**WORK TO BE COMPLETED:**
Pull out every line below that holds the word "повышение".

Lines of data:

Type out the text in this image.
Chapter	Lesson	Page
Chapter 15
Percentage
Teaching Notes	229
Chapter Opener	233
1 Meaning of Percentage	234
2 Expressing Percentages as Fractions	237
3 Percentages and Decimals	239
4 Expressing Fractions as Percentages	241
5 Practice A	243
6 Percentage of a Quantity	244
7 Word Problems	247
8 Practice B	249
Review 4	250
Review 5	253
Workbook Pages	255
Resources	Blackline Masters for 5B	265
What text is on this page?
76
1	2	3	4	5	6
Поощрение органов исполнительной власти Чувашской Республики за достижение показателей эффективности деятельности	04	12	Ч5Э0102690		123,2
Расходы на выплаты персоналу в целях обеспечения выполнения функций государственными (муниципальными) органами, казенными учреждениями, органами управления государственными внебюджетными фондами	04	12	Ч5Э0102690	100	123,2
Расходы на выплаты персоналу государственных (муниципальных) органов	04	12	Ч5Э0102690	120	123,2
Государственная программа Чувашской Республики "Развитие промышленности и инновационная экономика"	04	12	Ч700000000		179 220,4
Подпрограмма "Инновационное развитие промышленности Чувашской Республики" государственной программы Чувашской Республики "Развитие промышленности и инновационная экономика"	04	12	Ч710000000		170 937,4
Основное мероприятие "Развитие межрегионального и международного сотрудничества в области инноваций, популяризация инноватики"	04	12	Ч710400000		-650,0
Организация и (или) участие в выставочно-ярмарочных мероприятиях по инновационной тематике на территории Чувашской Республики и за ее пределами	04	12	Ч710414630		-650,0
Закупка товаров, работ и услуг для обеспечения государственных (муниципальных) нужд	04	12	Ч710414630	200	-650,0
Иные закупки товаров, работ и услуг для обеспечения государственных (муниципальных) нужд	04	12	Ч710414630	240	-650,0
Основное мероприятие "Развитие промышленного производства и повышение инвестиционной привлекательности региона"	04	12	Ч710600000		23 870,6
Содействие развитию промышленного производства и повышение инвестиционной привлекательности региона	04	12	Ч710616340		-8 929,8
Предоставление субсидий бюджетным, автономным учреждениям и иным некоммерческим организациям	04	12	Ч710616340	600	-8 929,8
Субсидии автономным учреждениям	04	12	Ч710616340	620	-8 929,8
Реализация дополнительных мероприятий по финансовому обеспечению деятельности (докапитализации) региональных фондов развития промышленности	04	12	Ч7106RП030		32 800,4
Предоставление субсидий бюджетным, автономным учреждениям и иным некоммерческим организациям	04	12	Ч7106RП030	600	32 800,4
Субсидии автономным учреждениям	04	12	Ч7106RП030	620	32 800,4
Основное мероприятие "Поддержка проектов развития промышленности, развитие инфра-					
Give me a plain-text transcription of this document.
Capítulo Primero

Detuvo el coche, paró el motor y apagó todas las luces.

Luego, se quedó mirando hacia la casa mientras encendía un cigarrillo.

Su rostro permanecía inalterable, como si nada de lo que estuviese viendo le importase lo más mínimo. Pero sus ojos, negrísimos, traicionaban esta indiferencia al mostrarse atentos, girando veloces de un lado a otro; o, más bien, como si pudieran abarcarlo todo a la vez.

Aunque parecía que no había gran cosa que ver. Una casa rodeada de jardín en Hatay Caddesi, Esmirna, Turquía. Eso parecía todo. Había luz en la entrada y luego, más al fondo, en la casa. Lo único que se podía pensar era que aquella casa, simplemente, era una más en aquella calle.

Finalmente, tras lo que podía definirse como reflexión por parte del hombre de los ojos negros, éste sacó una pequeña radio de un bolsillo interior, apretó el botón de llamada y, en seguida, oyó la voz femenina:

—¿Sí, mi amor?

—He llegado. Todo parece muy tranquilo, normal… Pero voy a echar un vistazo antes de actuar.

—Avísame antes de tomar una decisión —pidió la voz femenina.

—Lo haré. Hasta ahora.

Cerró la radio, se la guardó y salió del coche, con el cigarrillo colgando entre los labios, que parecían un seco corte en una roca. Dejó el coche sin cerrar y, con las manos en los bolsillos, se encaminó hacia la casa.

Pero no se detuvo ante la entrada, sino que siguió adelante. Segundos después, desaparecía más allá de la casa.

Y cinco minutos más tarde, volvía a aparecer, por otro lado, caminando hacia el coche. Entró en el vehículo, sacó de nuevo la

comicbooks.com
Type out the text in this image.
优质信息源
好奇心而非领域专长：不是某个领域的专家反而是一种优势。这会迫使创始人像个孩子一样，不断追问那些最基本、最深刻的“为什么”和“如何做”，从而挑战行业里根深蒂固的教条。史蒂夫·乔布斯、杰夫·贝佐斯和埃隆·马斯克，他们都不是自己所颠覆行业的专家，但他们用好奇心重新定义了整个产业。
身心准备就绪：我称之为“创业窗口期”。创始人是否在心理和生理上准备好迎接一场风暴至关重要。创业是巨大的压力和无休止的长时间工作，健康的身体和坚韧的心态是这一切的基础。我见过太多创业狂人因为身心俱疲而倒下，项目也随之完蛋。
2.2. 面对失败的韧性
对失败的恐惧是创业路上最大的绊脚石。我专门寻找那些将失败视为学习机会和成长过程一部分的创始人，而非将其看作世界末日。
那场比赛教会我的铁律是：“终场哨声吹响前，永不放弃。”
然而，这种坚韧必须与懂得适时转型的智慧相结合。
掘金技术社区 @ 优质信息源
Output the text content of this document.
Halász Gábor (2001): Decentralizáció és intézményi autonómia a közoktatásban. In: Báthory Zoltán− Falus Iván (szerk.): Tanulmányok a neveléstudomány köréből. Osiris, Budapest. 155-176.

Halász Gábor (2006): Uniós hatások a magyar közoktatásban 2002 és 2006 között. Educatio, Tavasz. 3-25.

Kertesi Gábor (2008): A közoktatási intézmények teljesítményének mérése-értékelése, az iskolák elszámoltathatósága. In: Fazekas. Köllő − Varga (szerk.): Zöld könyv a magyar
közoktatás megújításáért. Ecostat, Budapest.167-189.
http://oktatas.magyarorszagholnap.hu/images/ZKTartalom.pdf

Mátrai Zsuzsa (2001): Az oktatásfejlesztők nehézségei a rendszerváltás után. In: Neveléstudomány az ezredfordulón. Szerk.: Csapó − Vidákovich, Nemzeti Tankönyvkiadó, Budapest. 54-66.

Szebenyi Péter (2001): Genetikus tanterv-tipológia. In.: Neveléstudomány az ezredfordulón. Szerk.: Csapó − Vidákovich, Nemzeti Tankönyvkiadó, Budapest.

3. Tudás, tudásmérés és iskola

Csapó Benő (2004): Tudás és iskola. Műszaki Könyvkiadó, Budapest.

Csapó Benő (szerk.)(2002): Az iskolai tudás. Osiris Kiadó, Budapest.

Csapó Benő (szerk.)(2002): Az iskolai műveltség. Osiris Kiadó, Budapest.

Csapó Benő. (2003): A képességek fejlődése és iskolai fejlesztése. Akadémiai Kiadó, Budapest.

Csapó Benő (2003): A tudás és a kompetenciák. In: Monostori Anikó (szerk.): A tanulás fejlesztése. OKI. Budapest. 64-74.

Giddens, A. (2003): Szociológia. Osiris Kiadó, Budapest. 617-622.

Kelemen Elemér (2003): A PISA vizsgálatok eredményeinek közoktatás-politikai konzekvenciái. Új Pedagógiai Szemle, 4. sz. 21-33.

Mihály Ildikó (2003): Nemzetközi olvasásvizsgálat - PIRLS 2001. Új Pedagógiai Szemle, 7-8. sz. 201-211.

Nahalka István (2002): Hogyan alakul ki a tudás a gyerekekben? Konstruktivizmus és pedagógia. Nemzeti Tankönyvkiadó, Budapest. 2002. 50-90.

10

**RESULT:**
Основное мероприятие "Развитие промышленного производства и повышение инвестиционной привлекательности региона"	04	12	Ч710600000		23 870,6
Содействие развитию промышленного производства и повышение инвестиционной привлекательности региона	04	12	Ч710616340		-8 929,8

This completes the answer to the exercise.